**Task instructions**
Copy the listing below in full and skip every picture.

**Data lines**
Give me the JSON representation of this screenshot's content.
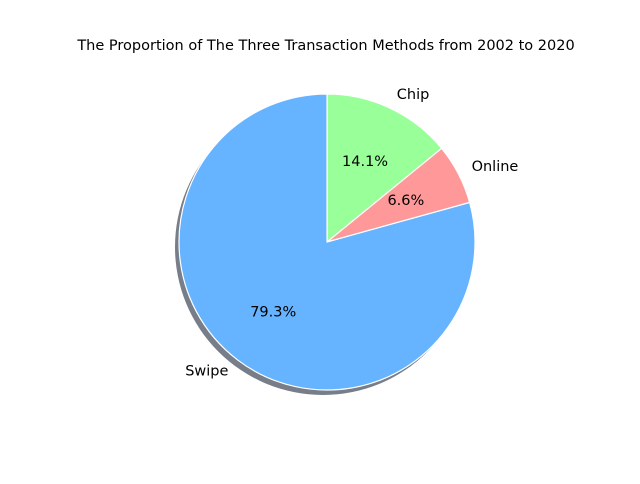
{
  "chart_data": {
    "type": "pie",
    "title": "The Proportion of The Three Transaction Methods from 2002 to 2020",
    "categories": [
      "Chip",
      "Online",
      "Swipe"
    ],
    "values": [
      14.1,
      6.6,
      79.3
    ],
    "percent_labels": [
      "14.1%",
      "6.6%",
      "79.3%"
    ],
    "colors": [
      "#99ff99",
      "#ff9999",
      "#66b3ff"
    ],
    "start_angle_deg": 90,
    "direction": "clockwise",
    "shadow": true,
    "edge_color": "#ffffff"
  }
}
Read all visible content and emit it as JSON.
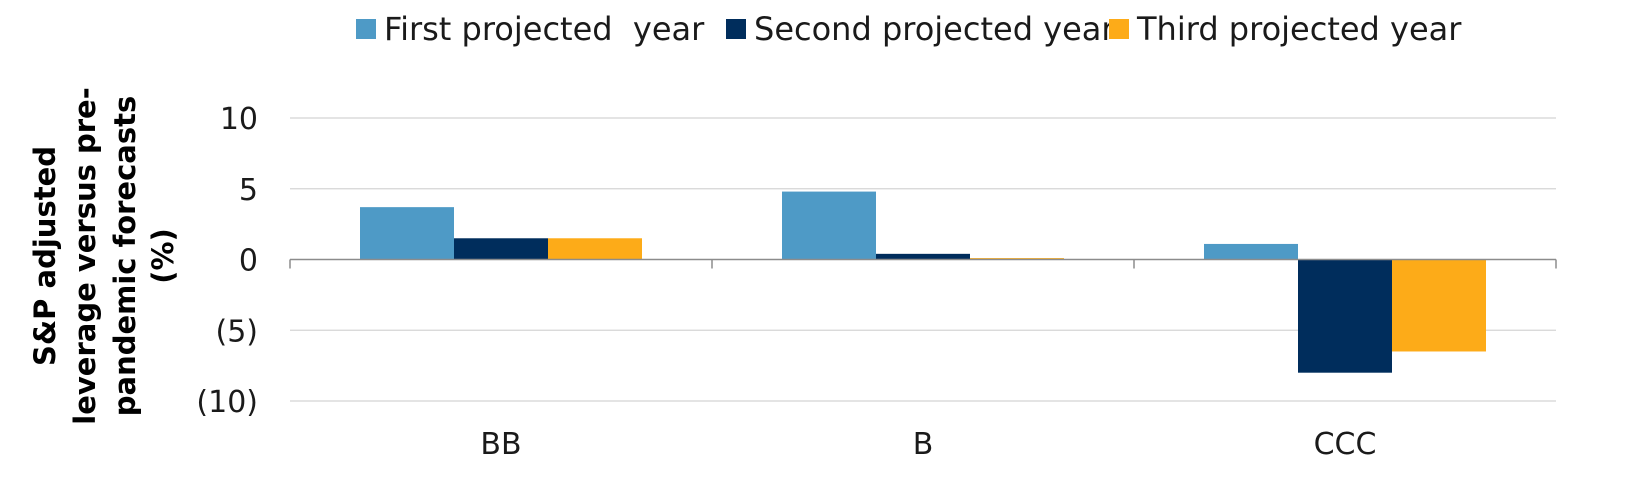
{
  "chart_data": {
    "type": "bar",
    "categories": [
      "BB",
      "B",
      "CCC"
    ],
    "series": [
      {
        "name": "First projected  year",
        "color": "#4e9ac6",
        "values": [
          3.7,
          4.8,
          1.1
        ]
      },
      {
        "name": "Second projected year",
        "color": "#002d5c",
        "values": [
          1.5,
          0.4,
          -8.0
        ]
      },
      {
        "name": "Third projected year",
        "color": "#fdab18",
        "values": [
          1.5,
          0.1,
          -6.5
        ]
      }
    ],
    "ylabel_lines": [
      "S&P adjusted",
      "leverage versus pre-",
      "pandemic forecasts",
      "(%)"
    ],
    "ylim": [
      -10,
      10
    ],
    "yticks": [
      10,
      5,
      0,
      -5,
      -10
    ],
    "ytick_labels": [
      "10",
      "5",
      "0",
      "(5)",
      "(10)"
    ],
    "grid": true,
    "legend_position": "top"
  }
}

**Complete response**
Give me the JSON representation of this screenshot's content.
{
  "chart_data": {
    "type": "pie",
    "title": "The Proportion of The Three Transaction Methods from 2002 to 2020",
    "categories": [
      "Chip",
      "Online",
      "Swipe"
    ],
    "values": [
      14.1,
      6.6,
      79.3
    ],
    "percent_labels": [
      "14.1%",
      "6.6%",
      "79.3%"
    ],
    "colors": [
      "#99ff99",
      "#ff9999",
      "#66b3ff"
    ],
    "start_angle_deg": 90,
    "direction": "clockwise",
    "shadow": true,
    "edge_color": "#ffffff"
  }
}
Read all visible content and emit it as JSON.
{
  "chart_data": {
    "type": "bar",
    "categories": [
      "BB",
      "B",
      "CCC"
    ],
    "series": [
      {
        "name": "First projected  year",
        "color": "#4e9ac6",
        "values": [
          3.7,
          4.8,
          1.1
        ]
      },
      {
        "name": "Second projected year",
        "color": "#002d5c",
        "values": [
          1.5,
          0.4,
          -8.0
        ]
      },
      {
        "name": "Third projected year",
        "color": "#fdab18",
        "values": [
          1.5,
          0.1,
          -6.5
        ]
      }
    ],
    "ylabel_lines": [
      "S&P adjusted",
      "leverage versus pre-",
      "pandemic forecasts",
      "(%)"
    ],
    "ylim": [
      -10,
      10
    ],
    "yticks": [
      10,
      5,
      0,
      -5,
      -10
    ],
    "ytick_labels": [
      "10",
      "5",
      "0",
      "(5)",
      "(10)"
    ],
    "grid": true,
    "legend_position": "top"
  }
}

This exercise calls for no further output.